------ Material shown ------
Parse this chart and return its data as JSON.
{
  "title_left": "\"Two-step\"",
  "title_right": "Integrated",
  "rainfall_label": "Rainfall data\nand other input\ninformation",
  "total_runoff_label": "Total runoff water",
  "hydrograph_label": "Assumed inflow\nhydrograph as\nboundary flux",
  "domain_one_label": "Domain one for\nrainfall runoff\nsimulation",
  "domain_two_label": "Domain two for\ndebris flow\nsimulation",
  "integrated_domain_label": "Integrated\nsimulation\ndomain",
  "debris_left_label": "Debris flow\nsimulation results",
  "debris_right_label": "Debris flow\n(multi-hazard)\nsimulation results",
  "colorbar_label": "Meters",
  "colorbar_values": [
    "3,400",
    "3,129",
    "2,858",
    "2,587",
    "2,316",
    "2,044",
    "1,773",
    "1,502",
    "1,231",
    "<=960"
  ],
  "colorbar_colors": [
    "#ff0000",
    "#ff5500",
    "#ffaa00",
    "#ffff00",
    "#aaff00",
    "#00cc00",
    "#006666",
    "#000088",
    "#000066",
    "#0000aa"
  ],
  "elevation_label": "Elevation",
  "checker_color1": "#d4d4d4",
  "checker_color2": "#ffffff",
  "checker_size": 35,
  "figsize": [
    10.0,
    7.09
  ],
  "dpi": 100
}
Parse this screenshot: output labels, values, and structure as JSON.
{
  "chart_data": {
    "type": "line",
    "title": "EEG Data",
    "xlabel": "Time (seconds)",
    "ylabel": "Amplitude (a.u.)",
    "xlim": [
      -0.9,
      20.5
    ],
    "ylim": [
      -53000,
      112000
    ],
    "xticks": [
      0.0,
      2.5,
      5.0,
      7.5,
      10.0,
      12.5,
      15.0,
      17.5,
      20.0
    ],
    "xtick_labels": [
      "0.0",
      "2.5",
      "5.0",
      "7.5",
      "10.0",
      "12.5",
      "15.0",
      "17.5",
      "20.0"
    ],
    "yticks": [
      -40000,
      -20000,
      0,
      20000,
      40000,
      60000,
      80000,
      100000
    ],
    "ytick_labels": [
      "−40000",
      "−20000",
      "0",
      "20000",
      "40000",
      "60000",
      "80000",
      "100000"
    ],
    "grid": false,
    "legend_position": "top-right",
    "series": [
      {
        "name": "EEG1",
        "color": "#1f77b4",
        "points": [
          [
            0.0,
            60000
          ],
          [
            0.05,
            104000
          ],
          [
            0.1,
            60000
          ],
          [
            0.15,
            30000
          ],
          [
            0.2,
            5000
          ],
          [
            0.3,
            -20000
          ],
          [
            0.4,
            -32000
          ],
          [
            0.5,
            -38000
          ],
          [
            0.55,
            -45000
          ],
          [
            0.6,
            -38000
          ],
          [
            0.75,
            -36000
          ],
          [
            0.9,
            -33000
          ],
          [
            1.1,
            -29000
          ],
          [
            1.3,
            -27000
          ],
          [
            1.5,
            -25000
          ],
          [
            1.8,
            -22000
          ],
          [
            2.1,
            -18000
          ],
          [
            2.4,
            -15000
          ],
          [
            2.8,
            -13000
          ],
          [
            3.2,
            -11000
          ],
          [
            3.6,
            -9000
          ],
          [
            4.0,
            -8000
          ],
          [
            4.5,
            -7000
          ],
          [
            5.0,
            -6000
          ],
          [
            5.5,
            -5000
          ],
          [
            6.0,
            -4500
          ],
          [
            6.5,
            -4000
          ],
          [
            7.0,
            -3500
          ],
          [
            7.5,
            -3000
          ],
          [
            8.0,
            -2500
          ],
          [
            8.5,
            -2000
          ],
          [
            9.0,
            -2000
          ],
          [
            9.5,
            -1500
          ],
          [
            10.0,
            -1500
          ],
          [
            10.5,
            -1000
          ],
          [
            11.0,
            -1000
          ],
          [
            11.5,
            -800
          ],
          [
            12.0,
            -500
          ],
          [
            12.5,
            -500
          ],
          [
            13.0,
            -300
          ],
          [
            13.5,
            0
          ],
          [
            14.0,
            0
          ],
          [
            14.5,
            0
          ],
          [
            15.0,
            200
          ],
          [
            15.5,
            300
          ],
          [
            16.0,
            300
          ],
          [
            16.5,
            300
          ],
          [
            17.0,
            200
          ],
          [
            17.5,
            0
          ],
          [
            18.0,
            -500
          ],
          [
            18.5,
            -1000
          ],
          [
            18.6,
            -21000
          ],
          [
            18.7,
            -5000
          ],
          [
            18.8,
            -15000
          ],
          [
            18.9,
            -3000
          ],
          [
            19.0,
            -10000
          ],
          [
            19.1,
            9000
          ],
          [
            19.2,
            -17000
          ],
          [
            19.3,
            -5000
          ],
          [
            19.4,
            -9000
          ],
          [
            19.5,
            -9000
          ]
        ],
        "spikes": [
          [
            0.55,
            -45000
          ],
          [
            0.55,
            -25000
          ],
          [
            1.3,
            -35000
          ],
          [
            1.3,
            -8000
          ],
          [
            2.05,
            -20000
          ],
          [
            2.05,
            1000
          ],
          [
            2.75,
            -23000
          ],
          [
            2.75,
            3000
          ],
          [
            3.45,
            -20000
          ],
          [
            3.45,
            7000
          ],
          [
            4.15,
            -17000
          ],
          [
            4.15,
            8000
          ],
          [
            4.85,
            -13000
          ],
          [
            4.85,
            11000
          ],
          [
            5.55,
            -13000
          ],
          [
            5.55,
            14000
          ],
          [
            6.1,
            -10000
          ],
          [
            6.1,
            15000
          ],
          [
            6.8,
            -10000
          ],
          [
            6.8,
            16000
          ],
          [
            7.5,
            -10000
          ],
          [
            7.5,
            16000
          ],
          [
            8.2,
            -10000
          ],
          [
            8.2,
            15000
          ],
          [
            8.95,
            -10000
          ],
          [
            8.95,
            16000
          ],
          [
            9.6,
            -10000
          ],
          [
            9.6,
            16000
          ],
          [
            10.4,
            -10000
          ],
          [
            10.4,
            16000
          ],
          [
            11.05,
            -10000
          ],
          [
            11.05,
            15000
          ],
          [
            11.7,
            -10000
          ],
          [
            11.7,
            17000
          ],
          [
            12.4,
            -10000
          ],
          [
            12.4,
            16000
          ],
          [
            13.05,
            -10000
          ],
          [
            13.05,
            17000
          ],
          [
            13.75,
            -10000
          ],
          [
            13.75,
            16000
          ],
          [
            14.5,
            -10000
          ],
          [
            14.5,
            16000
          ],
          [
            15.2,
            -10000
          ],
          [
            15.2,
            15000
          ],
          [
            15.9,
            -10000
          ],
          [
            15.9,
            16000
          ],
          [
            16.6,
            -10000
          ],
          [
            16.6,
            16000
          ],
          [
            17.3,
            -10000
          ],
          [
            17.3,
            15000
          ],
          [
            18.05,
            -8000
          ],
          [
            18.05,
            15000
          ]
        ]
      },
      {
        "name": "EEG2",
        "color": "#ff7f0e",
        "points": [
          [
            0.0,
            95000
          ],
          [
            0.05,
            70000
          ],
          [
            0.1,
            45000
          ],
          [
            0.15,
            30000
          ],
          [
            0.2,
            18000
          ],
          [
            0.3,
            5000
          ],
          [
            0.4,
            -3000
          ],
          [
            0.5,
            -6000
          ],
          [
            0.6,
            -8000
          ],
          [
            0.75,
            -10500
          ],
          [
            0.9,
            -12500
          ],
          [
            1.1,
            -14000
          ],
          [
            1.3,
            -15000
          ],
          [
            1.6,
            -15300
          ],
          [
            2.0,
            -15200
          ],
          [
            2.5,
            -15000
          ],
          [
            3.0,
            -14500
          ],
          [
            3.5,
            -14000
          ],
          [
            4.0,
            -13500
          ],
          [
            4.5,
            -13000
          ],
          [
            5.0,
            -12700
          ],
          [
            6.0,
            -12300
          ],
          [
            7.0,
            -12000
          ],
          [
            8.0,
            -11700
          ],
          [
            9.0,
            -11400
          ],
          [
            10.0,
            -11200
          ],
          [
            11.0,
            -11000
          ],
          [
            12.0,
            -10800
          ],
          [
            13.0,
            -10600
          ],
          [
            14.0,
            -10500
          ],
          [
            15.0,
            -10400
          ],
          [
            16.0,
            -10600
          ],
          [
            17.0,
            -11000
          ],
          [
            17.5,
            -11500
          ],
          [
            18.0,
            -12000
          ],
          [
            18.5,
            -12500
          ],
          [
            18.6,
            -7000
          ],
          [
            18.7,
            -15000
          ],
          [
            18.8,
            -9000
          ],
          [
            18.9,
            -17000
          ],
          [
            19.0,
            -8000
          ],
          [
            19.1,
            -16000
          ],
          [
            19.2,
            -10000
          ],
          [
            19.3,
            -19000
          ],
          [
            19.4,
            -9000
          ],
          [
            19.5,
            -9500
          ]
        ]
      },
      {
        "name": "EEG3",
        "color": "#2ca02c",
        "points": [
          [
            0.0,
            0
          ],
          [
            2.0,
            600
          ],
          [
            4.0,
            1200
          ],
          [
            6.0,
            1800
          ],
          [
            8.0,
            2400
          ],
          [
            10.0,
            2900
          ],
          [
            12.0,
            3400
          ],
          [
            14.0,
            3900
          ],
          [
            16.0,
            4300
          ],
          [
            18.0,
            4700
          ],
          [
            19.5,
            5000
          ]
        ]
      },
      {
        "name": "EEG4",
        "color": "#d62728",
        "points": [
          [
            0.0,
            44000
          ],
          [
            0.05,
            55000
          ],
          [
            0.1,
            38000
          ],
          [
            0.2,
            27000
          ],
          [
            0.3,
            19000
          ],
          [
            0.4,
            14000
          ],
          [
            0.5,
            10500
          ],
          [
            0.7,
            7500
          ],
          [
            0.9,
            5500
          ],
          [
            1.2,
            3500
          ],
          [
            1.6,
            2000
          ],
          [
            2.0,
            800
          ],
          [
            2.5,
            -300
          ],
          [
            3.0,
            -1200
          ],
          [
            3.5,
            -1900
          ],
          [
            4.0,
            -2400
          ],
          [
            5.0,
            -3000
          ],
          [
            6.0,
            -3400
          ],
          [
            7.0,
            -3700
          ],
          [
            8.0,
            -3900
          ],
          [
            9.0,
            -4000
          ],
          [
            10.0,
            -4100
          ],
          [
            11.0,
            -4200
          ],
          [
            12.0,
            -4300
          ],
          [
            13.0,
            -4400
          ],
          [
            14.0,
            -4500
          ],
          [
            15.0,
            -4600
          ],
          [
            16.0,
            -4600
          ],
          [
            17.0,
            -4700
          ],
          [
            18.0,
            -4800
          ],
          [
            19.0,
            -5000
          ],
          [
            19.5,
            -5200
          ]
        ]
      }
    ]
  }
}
------
Your goal:
Filter out every line that lacks the word "this", and copy the rest.

Task output:
Parse this chart and return its data as JSON.
Parse this screenshot: output labels, values, and structure as JSON.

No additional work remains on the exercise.